TASK TO COMPLETE » Scan the lines below for the string "messages" and report how many lines contain it, giving only the number.

(Records from a dataset)

__________

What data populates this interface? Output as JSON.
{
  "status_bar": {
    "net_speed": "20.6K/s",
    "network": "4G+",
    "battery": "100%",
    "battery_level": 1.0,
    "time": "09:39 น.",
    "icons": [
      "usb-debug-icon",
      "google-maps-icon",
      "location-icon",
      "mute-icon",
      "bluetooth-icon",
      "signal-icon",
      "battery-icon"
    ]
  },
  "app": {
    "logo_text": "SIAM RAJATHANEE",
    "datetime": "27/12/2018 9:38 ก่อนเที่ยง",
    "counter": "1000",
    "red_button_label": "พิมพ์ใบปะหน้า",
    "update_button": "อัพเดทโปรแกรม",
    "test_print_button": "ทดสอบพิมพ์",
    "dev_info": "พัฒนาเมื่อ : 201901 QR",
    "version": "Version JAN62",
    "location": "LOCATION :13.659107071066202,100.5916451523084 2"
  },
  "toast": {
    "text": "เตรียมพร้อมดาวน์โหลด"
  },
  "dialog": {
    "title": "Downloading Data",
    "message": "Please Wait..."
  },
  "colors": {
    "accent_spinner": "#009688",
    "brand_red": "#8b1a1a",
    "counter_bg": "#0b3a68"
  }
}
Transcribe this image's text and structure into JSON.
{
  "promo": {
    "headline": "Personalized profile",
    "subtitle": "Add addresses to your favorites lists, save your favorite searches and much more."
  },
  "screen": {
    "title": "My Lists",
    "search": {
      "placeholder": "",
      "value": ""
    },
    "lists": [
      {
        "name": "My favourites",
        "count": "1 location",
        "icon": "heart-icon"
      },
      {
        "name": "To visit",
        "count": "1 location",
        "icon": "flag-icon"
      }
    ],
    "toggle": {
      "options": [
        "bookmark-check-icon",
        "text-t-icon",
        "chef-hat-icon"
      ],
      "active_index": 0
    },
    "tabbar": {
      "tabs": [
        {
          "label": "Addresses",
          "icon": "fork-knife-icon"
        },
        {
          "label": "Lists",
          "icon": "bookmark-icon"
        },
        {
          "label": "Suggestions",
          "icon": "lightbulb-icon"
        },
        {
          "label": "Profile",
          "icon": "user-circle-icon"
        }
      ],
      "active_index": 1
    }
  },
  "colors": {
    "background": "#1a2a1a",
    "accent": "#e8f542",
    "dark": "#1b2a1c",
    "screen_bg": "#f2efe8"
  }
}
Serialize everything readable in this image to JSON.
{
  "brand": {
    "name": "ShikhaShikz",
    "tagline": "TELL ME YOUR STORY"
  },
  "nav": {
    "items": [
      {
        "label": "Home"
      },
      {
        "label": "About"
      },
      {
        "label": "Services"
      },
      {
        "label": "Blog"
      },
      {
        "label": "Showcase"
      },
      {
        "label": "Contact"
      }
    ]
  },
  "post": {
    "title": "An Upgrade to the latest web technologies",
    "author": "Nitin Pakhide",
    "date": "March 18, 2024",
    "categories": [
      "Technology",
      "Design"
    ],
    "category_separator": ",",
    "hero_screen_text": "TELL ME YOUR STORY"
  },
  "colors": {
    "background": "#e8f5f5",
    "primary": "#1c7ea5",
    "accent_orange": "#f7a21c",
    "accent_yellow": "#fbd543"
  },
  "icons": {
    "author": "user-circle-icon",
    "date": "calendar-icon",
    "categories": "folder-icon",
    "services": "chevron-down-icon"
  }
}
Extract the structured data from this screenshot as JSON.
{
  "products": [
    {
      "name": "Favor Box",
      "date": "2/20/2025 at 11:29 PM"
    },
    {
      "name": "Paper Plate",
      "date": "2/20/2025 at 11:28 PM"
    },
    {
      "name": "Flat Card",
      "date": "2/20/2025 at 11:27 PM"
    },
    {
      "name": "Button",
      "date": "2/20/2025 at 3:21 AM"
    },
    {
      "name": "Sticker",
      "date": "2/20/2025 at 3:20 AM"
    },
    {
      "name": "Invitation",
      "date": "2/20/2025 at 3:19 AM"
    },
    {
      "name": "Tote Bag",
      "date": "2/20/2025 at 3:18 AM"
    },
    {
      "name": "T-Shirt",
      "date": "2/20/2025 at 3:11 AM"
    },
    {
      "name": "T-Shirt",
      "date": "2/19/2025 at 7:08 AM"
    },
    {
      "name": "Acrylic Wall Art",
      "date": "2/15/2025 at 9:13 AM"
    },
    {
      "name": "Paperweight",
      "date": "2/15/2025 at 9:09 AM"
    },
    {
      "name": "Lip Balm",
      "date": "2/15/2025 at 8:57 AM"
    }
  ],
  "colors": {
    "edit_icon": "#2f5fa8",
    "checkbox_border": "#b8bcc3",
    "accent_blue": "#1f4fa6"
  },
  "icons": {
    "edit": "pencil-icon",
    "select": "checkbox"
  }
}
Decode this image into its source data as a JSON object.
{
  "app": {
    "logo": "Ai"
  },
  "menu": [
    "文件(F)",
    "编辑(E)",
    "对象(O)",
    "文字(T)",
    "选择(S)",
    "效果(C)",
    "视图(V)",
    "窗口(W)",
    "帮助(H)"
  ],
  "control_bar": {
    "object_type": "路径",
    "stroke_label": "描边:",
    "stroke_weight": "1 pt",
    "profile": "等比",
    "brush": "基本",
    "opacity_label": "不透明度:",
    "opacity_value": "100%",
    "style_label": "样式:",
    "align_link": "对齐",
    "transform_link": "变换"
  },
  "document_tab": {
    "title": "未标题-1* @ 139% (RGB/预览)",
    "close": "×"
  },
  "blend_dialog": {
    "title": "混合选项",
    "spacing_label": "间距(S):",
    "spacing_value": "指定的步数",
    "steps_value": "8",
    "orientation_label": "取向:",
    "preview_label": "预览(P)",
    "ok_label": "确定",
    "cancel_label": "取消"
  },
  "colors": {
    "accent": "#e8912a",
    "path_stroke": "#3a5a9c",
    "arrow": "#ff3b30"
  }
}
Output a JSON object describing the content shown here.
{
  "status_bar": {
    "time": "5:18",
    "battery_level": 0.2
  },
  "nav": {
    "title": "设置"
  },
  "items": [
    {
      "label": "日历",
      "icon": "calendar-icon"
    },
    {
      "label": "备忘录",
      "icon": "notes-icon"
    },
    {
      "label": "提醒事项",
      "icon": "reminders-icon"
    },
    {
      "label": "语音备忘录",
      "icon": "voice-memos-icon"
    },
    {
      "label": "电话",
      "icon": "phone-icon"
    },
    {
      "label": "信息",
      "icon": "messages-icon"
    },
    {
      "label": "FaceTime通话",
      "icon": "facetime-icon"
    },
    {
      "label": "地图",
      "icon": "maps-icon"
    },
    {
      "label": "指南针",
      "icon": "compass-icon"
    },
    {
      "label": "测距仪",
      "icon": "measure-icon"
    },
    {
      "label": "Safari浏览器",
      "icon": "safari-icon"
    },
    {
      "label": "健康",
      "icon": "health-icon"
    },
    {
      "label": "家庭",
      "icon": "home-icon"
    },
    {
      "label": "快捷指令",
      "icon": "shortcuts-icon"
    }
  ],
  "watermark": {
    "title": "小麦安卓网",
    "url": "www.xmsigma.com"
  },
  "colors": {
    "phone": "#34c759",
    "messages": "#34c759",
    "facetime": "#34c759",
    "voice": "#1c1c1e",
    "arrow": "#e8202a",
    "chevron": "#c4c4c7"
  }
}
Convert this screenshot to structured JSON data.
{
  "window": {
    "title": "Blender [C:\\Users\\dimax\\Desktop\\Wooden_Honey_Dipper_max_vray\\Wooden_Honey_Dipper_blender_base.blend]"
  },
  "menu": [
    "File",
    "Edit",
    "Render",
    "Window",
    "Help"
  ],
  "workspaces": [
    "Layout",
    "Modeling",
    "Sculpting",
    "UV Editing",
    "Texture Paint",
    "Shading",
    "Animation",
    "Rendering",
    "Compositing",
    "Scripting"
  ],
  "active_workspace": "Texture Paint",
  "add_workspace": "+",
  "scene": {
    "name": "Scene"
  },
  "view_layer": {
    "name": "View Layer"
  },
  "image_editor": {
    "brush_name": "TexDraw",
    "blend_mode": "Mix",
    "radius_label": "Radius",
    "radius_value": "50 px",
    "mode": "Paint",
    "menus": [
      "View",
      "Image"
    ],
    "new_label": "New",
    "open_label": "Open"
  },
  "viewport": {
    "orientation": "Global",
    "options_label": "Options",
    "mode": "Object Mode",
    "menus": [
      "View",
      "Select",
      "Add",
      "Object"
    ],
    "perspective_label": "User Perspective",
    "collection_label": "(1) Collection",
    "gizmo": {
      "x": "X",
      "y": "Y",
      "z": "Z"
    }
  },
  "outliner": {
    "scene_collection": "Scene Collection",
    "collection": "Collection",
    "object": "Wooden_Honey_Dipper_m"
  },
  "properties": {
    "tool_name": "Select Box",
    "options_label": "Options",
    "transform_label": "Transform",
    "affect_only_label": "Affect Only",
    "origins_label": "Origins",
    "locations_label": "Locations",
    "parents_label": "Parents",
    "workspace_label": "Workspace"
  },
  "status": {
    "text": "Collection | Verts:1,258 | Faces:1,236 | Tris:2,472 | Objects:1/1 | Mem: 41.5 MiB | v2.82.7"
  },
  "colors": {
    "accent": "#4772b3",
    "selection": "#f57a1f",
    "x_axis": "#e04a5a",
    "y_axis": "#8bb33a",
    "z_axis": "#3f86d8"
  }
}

__________

PROBLEM SOLUTION » 2